## Instructions for the task
Read through the data and count the lines that contain the string "marker"; give only the result.

____

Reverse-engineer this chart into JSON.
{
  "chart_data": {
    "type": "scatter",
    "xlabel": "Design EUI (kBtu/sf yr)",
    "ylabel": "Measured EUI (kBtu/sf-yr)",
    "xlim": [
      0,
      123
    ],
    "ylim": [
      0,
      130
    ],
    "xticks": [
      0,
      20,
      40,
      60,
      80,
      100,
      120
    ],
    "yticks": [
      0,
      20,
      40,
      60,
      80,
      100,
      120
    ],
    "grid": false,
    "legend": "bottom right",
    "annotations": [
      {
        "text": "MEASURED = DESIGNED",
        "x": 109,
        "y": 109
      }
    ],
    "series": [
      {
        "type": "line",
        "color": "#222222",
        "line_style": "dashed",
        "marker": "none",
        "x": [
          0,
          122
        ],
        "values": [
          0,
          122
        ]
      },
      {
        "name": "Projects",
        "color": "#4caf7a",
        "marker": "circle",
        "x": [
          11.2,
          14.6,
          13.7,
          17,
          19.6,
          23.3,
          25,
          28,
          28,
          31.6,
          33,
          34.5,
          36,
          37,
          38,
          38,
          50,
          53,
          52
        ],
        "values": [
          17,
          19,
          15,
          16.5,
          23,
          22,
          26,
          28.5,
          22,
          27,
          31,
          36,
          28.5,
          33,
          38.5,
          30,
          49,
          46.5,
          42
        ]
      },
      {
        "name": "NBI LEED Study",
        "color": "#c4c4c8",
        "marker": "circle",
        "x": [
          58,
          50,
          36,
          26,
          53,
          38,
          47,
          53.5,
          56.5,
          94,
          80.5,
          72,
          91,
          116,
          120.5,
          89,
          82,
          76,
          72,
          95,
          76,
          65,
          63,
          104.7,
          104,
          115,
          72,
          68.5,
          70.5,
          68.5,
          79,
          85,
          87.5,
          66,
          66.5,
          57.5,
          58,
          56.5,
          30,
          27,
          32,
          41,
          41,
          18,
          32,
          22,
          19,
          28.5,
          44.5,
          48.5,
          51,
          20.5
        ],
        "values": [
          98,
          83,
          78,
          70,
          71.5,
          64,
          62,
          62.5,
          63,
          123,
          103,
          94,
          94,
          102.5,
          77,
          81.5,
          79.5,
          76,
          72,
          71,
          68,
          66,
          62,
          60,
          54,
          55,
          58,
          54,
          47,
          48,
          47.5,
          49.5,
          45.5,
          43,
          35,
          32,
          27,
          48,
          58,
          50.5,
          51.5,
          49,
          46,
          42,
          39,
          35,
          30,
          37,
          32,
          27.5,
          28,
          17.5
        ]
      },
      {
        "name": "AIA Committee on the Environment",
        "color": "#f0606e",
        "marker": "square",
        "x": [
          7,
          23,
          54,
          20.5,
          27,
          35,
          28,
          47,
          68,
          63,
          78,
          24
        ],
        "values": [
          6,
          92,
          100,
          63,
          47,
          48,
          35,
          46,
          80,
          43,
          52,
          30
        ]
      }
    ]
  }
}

____

## Solved problem
4